#### Information supplied ####

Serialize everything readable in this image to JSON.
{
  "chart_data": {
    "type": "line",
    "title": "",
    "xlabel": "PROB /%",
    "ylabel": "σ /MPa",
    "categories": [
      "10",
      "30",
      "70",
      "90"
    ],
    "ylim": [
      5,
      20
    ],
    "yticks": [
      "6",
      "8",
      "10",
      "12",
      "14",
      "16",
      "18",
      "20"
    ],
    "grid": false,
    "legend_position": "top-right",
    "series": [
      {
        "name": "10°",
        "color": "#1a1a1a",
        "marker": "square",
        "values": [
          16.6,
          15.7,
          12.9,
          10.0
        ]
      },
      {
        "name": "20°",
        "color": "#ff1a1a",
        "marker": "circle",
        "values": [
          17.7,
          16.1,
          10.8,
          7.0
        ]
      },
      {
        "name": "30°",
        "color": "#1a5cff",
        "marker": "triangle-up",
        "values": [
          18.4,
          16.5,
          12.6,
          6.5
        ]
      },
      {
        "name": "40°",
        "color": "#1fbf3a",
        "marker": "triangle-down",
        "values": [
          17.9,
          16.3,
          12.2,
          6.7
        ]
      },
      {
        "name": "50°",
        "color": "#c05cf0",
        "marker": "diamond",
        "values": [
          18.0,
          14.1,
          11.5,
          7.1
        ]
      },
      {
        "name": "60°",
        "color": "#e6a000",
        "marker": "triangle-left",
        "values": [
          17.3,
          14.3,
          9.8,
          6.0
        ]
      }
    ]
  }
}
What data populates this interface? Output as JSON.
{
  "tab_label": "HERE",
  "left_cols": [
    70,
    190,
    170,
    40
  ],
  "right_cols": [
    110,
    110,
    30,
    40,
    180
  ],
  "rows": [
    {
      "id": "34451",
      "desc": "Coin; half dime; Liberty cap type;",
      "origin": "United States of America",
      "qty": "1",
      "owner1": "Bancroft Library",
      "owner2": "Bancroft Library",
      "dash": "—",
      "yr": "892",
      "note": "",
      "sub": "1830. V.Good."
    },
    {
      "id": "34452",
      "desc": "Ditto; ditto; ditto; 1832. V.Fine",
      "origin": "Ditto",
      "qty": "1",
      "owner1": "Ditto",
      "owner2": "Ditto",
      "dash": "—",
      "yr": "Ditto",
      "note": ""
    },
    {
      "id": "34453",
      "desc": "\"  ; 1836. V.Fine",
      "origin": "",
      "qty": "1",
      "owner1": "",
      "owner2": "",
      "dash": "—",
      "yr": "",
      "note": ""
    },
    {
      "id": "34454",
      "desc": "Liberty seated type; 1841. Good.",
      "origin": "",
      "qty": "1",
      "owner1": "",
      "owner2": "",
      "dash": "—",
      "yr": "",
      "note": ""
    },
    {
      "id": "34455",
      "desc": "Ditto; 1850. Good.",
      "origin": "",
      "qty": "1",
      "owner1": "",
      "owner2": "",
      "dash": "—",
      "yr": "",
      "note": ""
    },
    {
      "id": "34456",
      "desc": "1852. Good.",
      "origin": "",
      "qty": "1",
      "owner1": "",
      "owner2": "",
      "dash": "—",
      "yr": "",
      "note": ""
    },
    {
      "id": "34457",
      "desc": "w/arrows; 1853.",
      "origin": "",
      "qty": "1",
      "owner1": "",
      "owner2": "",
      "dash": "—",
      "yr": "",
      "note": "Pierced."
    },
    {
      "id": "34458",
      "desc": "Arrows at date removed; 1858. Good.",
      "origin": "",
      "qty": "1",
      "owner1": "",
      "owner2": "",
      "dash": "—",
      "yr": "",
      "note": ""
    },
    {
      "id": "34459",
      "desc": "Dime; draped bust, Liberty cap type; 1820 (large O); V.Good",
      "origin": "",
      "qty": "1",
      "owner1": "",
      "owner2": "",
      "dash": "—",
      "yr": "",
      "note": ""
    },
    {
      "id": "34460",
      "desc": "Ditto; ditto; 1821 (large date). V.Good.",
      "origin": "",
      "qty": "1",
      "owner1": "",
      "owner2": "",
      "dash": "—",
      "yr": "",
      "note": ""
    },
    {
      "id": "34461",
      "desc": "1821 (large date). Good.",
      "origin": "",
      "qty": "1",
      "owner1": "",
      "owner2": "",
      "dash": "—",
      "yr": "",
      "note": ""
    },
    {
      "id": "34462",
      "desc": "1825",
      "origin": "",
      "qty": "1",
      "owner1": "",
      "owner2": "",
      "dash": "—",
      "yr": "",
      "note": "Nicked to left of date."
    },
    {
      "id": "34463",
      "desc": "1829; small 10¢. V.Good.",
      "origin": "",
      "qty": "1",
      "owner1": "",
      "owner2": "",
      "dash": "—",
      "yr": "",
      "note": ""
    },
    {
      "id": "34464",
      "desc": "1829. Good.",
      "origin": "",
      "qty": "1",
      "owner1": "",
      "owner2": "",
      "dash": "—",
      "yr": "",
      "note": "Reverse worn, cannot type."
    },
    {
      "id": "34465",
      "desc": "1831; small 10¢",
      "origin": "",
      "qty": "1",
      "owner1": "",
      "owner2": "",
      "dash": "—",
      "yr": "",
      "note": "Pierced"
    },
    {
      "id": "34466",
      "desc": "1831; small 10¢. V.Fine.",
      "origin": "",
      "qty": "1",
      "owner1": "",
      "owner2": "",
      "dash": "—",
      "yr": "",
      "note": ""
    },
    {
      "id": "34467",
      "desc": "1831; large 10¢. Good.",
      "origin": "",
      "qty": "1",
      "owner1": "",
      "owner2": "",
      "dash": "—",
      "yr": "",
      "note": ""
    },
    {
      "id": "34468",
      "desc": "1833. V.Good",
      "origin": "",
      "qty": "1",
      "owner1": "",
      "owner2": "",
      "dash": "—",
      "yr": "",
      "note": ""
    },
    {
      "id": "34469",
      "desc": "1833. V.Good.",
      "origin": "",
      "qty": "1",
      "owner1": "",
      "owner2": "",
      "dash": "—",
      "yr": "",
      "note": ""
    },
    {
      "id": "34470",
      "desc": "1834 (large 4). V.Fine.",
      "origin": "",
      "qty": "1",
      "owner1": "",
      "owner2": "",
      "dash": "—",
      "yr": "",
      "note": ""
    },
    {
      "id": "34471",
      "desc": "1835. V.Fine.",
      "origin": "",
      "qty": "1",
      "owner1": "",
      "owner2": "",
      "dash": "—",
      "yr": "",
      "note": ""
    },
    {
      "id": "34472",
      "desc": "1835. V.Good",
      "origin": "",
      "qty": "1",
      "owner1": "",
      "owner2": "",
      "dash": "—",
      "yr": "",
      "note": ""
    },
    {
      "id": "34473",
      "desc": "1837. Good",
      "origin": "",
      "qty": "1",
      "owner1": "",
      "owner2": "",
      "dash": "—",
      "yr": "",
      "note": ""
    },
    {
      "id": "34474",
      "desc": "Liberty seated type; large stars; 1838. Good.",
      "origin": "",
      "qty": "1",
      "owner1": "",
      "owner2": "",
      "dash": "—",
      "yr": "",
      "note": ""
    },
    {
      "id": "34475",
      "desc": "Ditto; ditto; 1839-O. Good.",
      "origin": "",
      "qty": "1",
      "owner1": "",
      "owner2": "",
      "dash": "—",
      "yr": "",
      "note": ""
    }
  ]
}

####

### Directions
Please quote the data above in full, with no line missing.

### Correct output
Serialize everything readable in this image to JSON.
{
  "chart_data": {
    "type": "line",
    "title": "",
    "xlabel": "PROB /%",
    "ylabel": "σ /MPa",
    "categories": [
      "10",
      "30",
      "70",
      "90"
    ],
    "ylim": [
      5,
      20
    ],
    "yticks": [
      "6",
      "8",
      "10",
      "12",
      "14",
      "16",
      "18",
      "20"
    ],
    "grid": false,
    "legend_position": "top-right",
    "series": [
      {
        "name": "10°",
        "color": "#1a1a1a",
        "marker": "square",
        "values": [
          16.6,
          15.7,
          12.9,
          10.0
        ]
      },
      {
        "name": "20°",
        "color": "#ff1a1a",
        "marker": "circle",
        "values": [
          17.7,
          16.1,
          10.8,
          7.0
        ]
      },
      {
        "name": "30°",
        "color": "#1a5cff",
        "marker": "triangle-up",
        "values": [
          18.4,
          16.5,
          12.6,
          6.5
        ]
      },
      {
        "name": "40°",
        "color": "#1fbf3a",
        "marker": "triangle-down",
        "values": [
          17.9,
          16.3,
          12.2,
          6.7
        ]
      },
      {
        "name": "50°",
        "color": "#c05cf0",
        "marker": "diamond",
        "values": [
          18.0,
          14.1,
          11.5,
          7.1
        ]
      },
      {
        "name": "60°",
        "color": "#e6a000",
        "marker": "triangle-left",
        "values": [
          17.3,
          14.3,
          9.8,
          6.0
        ]
      }
    ]
  }
}
What data populates this interface? Output as JSON.
{
  "tab_label": "HERE",
  "left_cols": [
    70,
    190,
    170,
    40
  ],
  "right_cols": [
    110,
    110,
    30,
    40,
    180
  ],
  "rows": [
    {
      "id": "34451",
      "desc": "Coin; half dime; Liberty cap type;",
      "origin": "United States of America",
      "qty": "1",
      "owner1": "Bancroft Library",
      "owner2": "Bancroft Library",
      "dash": "—",
      "yr": "892",
      "note": "",
      "sub": "1830. V.Good."
    },
    {
      "id": "34452",
      "desc": "Ditto; ditto; ditto; 1832. V.Fine",
      "origin": "Ditto",
      "qty": "1",
      "owner1": "Ditto",
      "owner2": "Ditto",
      "dash": "—",
      "yr": "Ditto",
      "note": ""
    },
    {
      "id": "34453",
      "desc": "\"  ; 1836. V.Fine",
      "origin": "",
      "qty": "1",
      "owner1": "",
      "owner2": "",
      "dash": "—",
      "yr": "",
      "note": ""
    },
    {
      "id": "34454",
      "desc": "Liberty seated type; 1841. Good.",
      "origin": "",
      "qty": "1",
      "owner1": "",
      "owner2": "",
      "dash": "—",
      "yr": "",
      "note": ""
    },
    {
      "id": "34455",
      "desc": "Ditto; 1850. Good.",
      "origin": "",
      "qty": "1",
      "owner1": "",
      "owner2": "",
      "dash": "—",
      "yr": "",
      "note": ""
    },
    {
      "id": "34456",
      "desc": "1852. Good.",
      "origin": "",
      "qty": "1",
      "owner1": "",
      "owner2": "",
      "dash": "—",
      "yr": "",
      "note": ""
    },
    {
      "id": "34457",
      "desc": "w/arrows; 1853.",
      "origin": "",
      "qty": "1",
      "owner1": "",
      "owner2": "",
      "dash": "—",
      "yr": "",
      "note": "Pierced."
    },
    {
      "id": "34458",
      "desc": "Arrows at date removed; 1858. Good.",
      "origin": "",
      "qty": "1",
      "owner1": "",
      "owner2": "",
      "dash": "—",
      "yr": "",
      "note": ""
    },
    {
      "id": "34459",
      "desc": "Dime; draped bust, Liberty cap type; 1820 (large O); V.Good",
      "origin": "",
      "qty": "1",
      "owner1": "",
      "owner2": "",
      "dash": "—",
      "yr": "",
      "note": ""
    },
    {
      "id": "34460",
      "desc": "Ditto; ditto; 1821 (large date). V.Good.",
      "origin": "",
      "qty": "1",
      "owner1": "",
      "owner2": "",
      "dash": "—",
      "yr": "",
      "note": ""
    },
    {
      "id": "34461",
      "desc": "1821 (large date). Good.",
      "origin": "",
      "qty": "1",
      "owner1": "",
      "owner2": "",
      "dash": "—",
      "yr": "",
      "note": ""
    },
    {
      "id": "34462",
      "desc": "1825",
      "origin": "",
      "qty": "1",
      "owner1": "",
      "owner2": "",
      "dash": "—",
      "yr": "",
      "note": "Nicked to left of date."
    },
    {
      "id": "34463",
      "desc": "1829; small 10¢. V.Good.",
      "origin": "",
      "qty": "1",
      "owner1": "",
      "owner2": "",
      "dash": "—",
      "yr": "",
      "note": ""
    },
    {
      "id": "34464",
      "desc": "1829. Good.",
      "origin": "",
      "qty": "1",
      "owner1": "",
      "owner2": "",
      "dash": "—",
      "yr": "",
      "note": "Reverse worn, cannot type."
    },
    {
      "id": "34465",
      "desc": "1831; small 10¢",
      "origin": "",
      "qty": "1",
      "owner1": "",
      "owner2": "",
      "dash": "—",
      "yr": "",
      "note": "Pierced"
    },
    {
      "id": "34466",
      "desc": "1831; small 10¢. V.Fine.",
      "origin": "",
      "qty": "1",
      "owner1": "",
      "owner2": "",
      "dash": "—",
      "yr": "",
      "note": ""
    },
    {
      "id": "34467",
      "desc": "1831; large 10¢. Good.",
      "origin": "",
      "qty": "1",
      "owner1": "",
      "owner2": "",
      "dash": "—",
      "yr": "",
      "note": ""
    },
    {
      "id": "34468",
      "desc": "1833. V.Good",
      "origin": "",
      "qty": "1",
      "owner1": "",
      "owner2": "",
      "dash": "—",
      "yr": "",
      "note": ""
    },
    {
      "id": "34469",
      "desc": "1833. V.Good.",
      "origin": "",
      "qty": "1",
      "owner1": "",
      "owner2": "",
      "dash": "—",
      "yr": "",
      "note": ""
    },
    {
      "id": "34470",
      "desc": "1834 (large 4). V.Fine.",
      "origin": "",
      "qty": "1",
      "owner1": "",
      "owner2": "",
      "dash": "—",
      "yr": "",
      "note": ""
    },
    {
      "id": "34471",
      "desc": "1835. V.Fine.",
      "origin": "",
      "qty": "1",
      "owner1": "",
      "owner2": "",
      "dash": "—",
      "yr": "",
      "note": ""
    },
    {
      "id": "34472",
      "desc": "1835. V.Good",
      "origin": "",
      "qty": "1",
      "owner1": "",
      "owner2": "",
      "dash": "—",
      "yr": "",
      "note": ""
    },
    {
      "id": "34473",
      "desc": "1837. Good",
      "origin": "",
      "qty": "1",
      "owner1": "",
      "owner2": "",
      "dash": "—",
      "yr": "",
      "note": ""
    },
    {
      "id": "34474",
      "desc": "Liberty seated type; large stars; 1838. Good.",
      "origin": "",
      "qty": "1",
      "owner1": "",
      "owner2": "",
      "dash": "—",
      "yr": "",
      "note": ""
    },
    {
      "id": "34475",
      "desc": "Ditto; ditto; 1839-O. Good.",
      "origin": "",
      "qty": "1",
      "owner1": "",
      "owner2": "",
      "dash": "—",
      "yr": "",
      "note": ""
    }
  ]
}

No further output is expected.